▶ **WHAT TO WORK ON**: Every line that contains the word "from" should be copied out.

Figure collection entries:

....................

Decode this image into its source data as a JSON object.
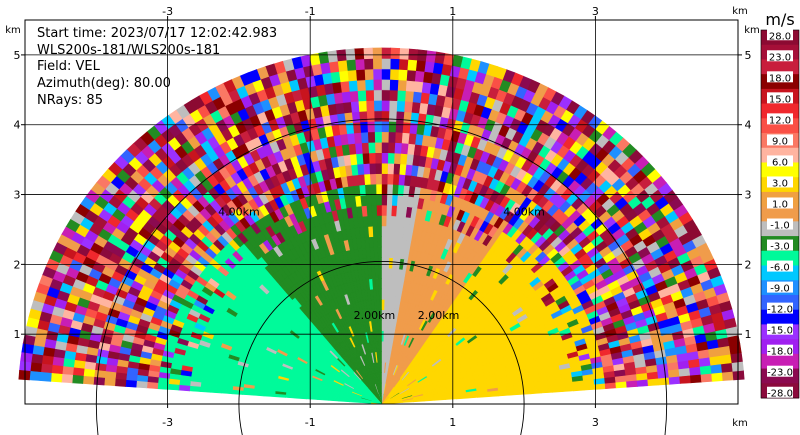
{
  "chart_data": {
    "type": "heatmap",
    "info": {
      "start_time": "Start time: 2023/07/17 12:02:42.983",
      "instrument": "WLS200s-181/WLS200s-181",
      "field": "Field: VEL",
      "azimuth": "Azimuth(deg): 80.00",
      "nrays": "NRays: 85"
    },
    "x_unit": "km",
    "y_unit": "km",
    "colorbar_unit": "m/s",
    "xlim": [
      -5,
      5
    ],
    "ylim": [
      0,
      5.5
    ],
    "x_ticks": [
      "-3",
      "-1",
      "1",
      "3"
    ],
    "x_tick_values": [
      -3,
      -1,
      1,
      3
    ],
    "y_ticks": [
      "1",
      "2",
      "3",
      "4",
      "5"
    ],
    "y_tick_values": [
      1,
      2,
      3,
      4,
      5
    ],
    "range_rings": [
      {
        "label": "2.00km",
        "value": 2
      },
      {
        "label": "4.00km",
        "value": 4
      }
    ],
    "ring_labels": [
      {
        "text": "2.00km",
        "x": -0.1,
        "y": 1.22
      },
      {
        "text": "2.00km",
        "x": 0.8,
        "y": 1.22
      },
      {
        "text": "4.00km",
        "x": -2.0,
        "y": 2.7
      },
      {
        "text": "4.00km",
        "x": 2.0,
        "y": 2.7
      }
    ],
    "max_range_km": 5.1,
    "elevation_range_deg": [
      4,
      176
    ],
    "inner_pattern_range_km": 3.15,
    "velocity_by_angle": [
      {
        "from": 145,
        "to": 176,
        "v": -7
      },
      {
        "from": 130,
        "to": 145,
        "v": -9
      },
      {
        "from": 110,
        "to": 130,
        "v": -5
      },
      {
        "from": 90,
        "to": 110,
        "v": -4
      },
      {
        "from": 80,
        "to": 90,
        "v": 0
      },
      {
        "from": 55,
        "to": 80,
        "v": 2
      },
      {
        "from": 4,
        "to": 55,
        "v": 4
      }
    ],
    "colorbar": {
      "colors": [
        "#8c0a32",
        "#a50f38",
        "#c81e3c",
        "#8b0000",
        "#c8141e",
        "#f0282d",
        "#fa5046",
        "#fa7864",
        "#ffb4a0",
        "#ffff00",
        "#ffd700",
        "#f0a040",
        "#f09c4b",
        "#bebebe",
        "#228b22",
        "#00fa9a",
        "#00c8ff",
        "#1e90ff",
        "#3264ff",
        "#0000ff",
        "#9b30ff",
        "#a020f0",
        "#c81eb4",
        "#8b0a50",
        "#8b0a3c"
      ],
      "labels": [
        "28.0",
        "23.0",
        "18.0",
        "15.0",
        "12.0",
        "9.0",
        "6.0",
        "3.0",
        "1.0",
        "-1.0",
        "-3.0",
        "-6.0",
        "-9.0",
        "-12.0",
        "-15.0",
        "-18.0",
        "-23.0",
        "-28.0"
      ],
      "label_slots": [
        0,
        2,
        4,
        6,
        8,
        10,
        12,
        14,
        16,
        18,
        20,
        22,
        24,
        26,
        28,
        30,
        32,
        34
      ]
    }
  }
}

....................

▶ **THE RESULT**:
        "from": 145,
        "from": 130,
        "from": 110,
        "from": 90,
        "from": 80,
        "from": 55,
        "from": 4,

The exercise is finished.